-- start of GIVEN DATA --

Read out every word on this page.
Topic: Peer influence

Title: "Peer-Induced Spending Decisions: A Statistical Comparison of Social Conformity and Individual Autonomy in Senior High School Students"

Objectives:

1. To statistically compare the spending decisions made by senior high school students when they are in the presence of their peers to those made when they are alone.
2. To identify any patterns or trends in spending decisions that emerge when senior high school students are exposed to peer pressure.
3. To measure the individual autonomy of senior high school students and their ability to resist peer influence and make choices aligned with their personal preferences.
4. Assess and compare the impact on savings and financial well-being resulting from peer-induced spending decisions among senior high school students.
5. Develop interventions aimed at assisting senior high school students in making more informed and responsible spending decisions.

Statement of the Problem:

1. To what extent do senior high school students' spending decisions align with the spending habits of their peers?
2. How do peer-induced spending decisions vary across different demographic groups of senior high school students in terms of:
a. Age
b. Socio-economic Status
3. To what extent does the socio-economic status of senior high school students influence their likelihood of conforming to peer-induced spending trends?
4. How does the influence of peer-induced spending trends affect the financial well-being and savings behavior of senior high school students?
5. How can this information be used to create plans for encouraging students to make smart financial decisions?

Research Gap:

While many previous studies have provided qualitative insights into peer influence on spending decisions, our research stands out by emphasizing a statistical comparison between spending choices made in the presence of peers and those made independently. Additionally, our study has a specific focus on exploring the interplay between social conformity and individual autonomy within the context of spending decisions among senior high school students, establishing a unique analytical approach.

-- end of GIVEN DATA --

▸ **EXERCISE**
In the listing, find every line with the word "being" and state how many there are, nothing more.

▸ **WORKED SOLUTION**
2